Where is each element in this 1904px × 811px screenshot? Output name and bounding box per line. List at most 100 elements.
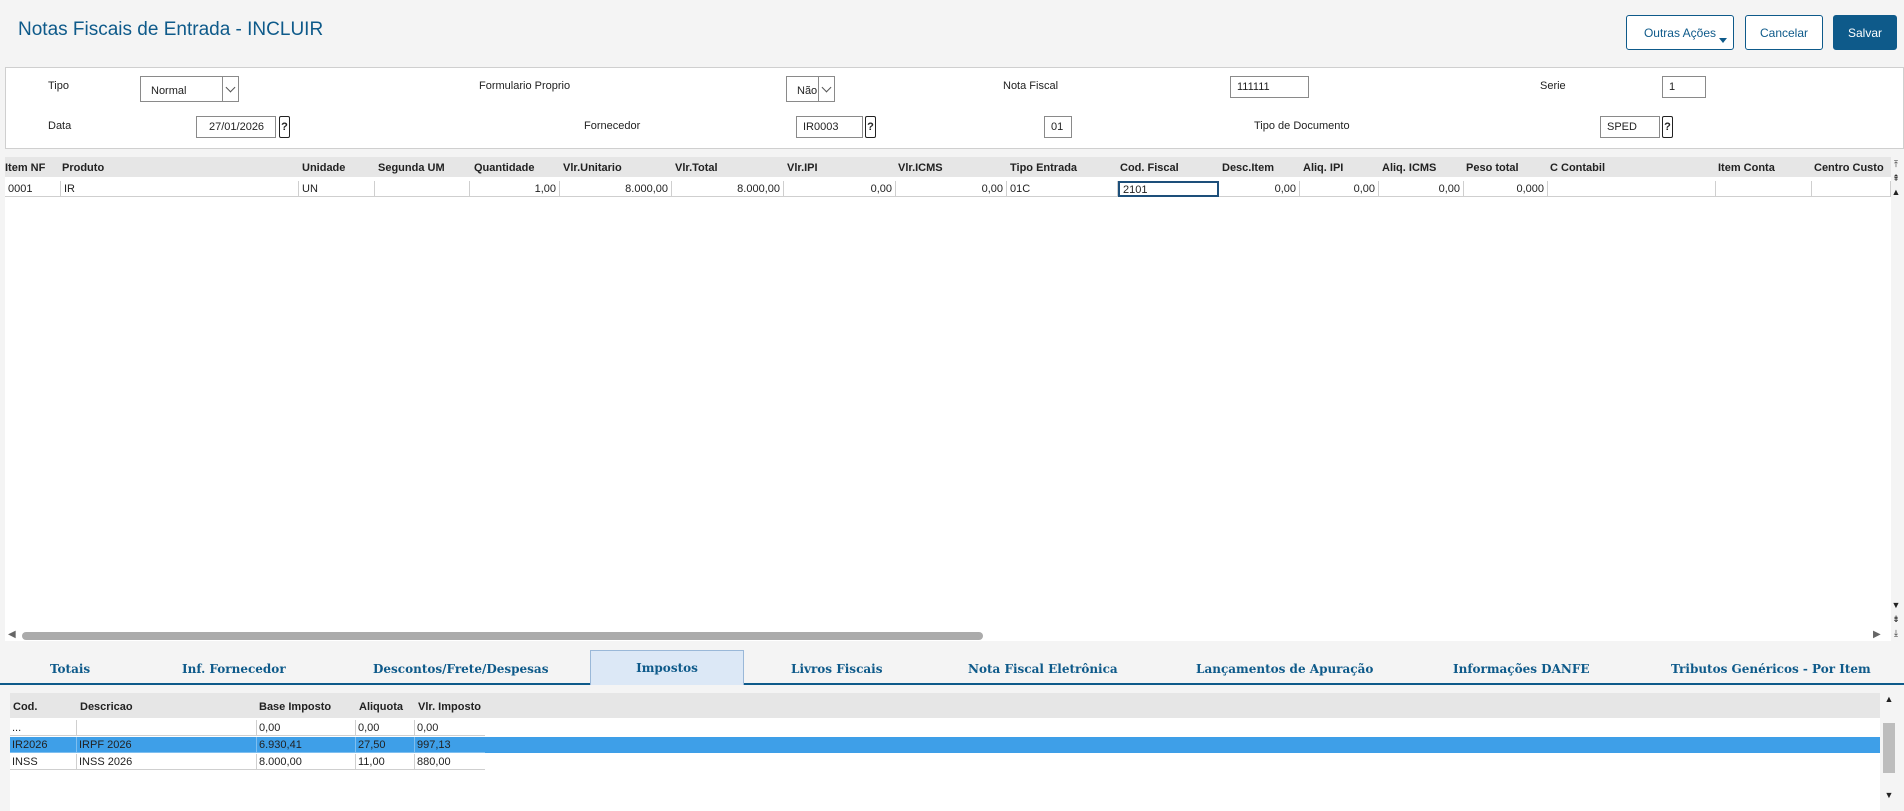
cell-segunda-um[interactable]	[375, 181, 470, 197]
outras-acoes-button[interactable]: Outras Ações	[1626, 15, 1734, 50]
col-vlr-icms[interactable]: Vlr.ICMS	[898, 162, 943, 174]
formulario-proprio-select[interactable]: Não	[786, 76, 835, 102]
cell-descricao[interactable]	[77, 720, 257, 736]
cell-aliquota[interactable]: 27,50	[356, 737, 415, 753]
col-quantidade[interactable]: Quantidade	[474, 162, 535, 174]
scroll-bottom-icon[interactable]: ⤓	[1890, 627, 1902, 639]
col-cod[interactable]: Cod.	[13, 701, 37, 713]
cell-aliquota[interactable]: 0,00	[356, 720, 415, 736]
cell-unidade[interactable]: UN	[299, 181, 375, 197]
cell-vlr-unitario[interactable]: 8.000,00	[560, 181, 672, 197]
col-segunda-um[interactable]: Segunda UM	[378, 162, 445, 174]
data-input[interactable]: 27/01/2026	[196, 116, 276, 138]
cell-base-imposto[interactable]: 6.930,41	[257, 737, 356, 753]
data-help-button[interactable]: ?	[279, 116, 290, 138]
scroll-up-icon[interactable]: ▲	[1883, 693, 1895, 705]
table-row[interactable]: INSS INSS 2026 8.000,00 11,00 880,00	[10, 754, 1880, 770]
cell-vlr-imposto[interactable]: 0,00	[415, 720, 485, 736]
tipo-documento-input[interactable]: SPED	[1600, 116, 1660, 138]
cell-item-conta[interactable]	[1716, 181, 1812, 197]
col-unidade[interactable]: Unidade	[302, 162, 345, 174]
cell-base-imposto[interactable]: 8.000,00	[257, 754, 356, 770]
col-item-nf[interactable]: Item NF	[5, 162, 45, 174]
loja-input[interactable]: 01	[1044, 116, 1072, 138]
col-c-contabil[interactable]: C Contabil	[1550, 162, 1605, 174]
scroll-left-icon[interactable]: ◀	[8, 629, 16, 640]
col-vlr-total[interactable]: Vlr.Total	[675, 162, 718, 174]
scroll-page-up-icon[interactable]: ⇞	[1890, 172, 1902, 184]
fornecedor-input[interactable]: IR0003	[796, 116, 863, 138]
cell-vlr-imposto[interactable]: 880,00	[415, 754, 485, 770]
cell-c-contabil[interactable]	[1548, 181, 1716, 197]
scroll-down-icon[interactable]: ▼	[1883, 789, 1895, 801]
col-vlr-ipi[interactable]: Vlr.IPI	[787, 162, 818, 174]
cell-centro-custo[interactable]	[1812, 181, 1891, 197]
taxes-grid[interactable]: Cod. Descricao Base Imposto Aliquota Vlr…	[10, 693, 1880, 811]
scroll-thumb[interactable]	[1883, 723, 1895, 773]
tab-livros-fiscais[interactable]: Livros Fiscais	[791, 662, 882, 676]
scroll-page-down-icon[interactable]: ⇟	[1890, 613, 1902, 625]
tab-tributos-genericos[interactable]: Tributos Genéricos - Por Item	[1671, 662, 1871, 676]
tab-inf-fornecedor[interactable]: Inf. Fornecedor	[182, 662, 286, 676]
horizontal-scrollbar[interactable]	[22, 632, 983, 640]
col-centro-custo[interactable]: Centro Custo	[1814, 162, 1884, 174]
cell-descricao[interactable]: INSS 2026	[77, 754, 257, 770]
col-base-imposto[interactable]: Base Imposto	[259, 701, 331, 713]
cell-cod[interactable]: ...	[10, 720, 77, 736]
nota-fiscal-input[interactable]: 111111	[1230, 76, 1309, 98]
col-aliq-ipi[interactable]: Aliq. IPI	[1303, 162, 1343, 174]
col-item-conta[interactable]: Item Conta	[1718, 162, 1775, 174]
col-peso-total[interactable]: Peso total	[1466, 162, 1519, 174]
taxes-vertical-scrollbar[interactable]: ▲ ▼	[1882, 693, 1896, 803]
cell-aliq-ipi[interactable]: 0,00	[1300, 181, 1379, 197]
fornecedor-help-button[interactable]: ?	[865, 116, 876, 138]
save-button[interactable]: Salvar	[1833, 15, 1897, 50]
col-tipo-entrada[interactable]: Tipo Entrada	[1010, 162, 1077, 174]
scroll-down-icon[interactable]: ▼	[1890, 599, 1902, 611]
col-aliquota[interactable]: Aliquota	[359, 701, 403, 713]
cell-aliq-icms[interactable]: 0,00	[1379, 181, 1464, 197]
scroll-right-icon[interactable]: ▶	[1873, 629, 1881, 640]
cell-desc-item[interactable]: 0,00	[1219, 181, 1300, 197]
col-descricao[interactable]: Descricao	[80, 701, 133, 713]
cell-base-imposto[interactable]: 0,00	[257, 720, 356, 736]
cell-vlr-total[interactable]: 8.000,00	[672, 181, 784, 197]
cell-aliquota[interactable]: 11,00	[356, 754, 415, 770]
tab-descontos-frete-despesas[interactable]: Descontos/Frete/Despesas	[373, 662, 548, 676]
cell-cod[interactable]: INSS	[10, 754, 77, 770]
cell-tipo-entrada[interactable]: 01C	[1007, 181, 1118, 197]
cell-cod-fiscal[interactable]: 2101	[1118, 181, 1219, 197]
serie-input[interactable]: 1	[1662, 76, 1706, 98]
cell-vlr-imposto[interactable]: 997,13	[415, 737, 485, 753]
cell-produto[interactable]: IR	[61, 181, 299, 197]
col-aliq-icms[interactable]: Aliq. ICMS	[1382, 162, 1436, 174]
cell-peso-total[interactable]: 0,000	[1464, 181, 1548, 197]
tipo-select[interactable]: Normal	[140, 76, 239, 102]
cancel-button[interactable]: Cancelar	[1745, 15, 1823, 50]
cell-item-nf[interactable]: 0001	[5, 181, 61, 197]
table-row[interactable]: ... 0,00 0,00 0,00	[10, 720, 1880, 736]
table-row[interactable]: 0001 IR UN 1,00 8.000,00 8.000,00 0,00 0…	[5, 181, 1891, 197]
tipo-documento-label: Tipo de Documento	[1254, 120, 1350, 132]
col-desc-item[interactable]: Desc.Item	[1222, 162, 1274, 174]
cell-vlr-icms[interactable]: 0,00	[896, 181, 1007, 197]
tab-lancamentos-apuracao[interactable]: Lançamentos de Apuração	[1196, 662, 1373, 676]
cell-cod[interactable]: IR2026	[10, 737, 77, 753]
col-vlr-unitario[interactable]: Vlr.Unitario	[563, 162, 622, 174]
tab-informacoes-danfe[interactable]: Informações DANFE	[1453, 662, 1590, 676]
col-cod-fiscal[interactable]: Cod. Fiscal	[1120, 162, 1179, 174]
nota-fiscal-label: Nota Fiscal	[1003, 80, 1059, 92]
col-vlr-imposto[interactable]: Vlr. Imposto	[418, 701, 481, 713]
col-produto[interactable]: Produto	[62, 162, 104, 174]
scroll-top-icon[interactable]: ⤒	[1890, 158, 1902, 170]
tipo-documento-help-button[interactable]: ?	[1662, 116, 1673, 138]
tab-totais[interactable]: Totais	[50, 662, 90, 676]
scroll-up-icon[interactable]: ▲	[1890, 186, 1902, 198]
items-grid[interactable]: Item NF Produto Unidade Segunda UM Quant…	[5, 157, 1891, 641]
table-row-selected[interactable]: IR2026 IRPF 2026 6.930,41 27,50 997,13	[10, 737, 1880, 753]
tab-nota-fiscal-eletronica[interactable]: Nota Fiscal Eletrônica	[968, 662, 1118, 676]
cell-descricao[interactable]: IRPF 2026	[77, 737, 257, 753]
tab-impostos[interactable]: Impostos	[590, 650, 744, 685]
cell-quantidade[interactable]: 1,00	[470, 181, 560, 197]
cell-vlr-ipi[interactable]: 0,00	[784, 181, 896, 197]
==============================
■ Stated task ■
Copy the listing from the line with "181, 470, 197]" to the line with "116, 863, 138]", substituting "cell-taxa" for each occurrence of "cell-aliquota" and leaving everything else unchanged. Return only those lines.

■ Written response ■
cell-segunda-um[interactable]	[375, 181, 470, 197]
outras-acoes-button[interactable]: Outras Ações	[1626, 15, 1734, 50]
col-vlr-icms[interactable]: Vlr.ICMS	[898, 162, 943, 174]
formulario-proprio-select[interactable]: Não	[786, 76, 835, 102]
cell-descricao[interactable]	[77, 720, 257, 736]
cell-taxa[interactable]: 27,50	[356, 737, 415, 753]
col-quantidade[interactable]: Quantidade	[474, 162, 535, 174]
scroll-bottom-icon[interactable]: ⤓	[1890, 627, 1902, 639]
col-cod[interactable]: Cod.	[13, 701, 37, 713]
cell-taxa[interactable]: 0,00	[356, 720, 415, 736]
cell-unidade[interactable]: UN	[299, 181, 375, 197]
cell-vlr-unitario[interactable]: 8.000,00	[560, 181, 672, 197]
col-segunda-um[interactable]: Segunda UM	[378, 162, 445, 174]
data-input[interactable]: 27/01/2026	[196, 116, 276, 138]
cell-base-imposto[interactable]: 6.930,41	[257, 737, 356, 753]
data-help-button[interactable]: ?	[279, 116, 290, 138]
scroll-up-icon[interactable]: ▲	[1883, 693, 1895, 705]
table-row[interactable]: INSS INSS 2026 8.000,00 11,00 880,00	[10, 754, 1880, 770]
cell-vlr-imposto[interactable]: 0,00	[415, 720, 485, 736]
tipo-documento-input[interactable]: SPED	[1600, 116, 1660, 138]
cell-item-conta[interactable]	[1716, 181, 1812, 197]
col-unidade[interactable]: Unidade	[302, 162, 345, 174]
cell-base-imposto[interactable]: 8.000,00	[257, 754, 356, 770]
col-item-nf[interactable]: Item NF	[5, 162, 45, 174]
loja-input[interactable]: 01	[1044, 116, 1072, 138]
col-c-contabil[interactable]: C Contabil	[1550, 162, 1605, 174]
scroll-left-icon[interactable]: ◀	[8, 629, 16, 640]
col-vlr-total[interactable]: Vlr.Total	[675, 162, 718, 174]
scroll-page-up-icon[interactable]: ⇞	[1890, 172, 1902, 184]
fornecedor-input[interactable]: IR0003	[796, 116, 863, 138]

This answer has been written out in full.